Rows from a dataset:

◇ ◇ ◇

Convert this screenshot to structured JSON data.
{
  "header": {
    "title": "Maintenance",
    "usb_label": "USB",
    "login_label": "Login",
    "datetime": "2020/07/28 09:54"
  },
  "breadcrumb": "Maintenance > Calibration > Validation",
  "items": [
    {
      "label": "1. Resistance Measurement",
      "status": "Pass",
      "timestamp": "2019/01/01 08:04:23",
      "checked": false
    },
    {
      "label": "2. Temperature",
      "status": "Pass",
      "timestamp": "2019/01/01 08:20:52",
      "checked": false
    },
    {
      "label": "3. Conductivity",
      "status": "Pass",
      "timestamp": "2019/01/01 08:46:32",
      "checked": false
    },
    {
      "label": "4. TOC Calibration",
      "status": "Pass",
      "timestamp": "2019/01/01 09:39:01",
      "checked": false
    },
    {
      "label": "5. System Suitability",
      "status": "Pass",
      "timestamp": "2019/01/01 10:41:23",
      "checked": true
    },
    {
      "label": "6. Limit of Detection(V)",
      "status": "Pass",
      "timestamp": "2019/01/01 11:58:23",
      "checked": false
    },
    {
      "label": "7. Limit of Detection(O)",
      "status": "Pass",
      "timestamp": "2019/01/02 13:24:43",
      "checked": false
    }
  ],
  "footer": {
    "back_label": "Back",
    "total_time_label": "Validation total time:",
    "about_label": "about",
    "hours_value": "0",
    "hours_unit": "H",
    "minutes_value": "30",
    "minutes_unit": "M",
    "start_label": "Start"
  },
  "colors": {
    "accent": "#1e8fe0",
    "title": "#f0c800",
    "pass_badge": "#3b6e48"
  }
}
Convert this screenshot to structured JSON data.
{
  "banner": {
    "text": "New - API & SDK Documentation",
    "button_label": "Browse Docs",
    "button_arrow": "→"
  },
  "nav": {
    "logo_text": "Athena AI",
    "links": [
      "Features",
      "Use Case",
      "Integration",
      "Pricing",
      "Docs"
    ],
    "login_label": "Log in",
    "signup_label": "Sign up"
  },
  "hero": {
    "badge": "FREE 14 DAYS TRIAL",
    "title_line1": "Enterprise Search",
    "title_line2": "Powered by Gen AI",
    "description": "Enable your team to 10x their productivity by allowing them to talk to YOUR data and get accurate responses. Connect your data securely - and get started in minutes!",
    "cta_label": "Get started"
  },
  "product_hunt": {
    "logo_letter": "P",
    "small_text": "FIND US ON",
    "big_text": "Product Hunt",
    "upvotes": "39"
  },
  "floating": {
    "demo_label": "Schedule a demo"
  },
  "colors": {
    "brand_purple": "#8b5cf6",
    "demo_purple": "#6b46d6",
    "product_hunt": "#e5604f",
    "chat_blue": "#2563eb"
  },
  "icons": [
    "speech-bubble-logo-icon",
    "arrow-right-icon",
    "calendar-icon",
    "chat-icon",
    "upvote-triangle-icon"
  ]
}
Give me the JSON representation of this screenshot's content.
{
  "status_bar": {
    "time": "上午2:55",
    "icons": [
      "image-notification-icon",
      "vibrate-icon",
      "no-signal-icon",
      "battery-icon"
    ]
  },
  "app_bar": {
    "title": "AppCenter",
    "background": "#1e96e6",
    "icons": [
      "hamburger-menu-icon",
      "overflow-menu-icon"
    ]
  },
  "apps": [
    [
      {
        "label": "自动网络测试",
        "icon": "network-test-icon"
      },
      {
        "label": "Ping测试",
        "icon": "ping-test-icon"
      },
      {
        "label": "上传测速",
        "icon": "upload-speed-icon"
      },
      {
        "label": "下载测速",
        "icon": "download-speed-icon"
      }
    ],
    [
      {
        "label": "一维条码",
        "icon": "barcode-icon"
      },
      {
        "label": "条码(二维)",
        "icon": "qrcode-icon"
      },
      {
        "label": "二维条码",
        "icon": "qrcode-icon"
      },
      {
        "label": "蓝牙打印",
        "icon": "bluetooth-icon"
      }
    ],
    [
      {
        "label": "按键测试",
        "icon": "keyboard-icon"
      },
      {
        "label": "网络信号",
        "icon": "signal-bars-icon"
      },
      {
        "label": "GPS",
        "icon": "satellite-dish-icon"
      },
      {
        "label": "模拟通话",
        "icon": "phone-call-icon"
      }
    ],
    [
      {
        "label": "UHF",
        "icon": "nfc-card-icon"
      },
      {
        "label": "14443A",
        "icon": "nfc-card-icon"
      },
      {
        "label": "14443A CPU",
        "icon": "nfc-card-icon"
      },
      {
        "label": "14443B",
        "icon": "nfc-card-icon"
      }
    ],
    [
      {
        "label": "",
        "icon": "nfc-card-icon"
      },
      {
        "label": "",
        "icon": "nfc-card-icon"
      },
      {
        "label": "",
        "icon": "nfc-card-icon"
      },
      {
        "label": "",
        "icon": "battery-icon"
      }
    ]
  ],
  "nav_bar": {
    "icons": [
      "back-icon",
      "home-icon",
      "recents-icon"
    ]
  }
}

◇ ◇ ◇

[Prompt] Work out how many lines in the records above hold the string "Calibration", then give only that count.

[Solution to this task] 2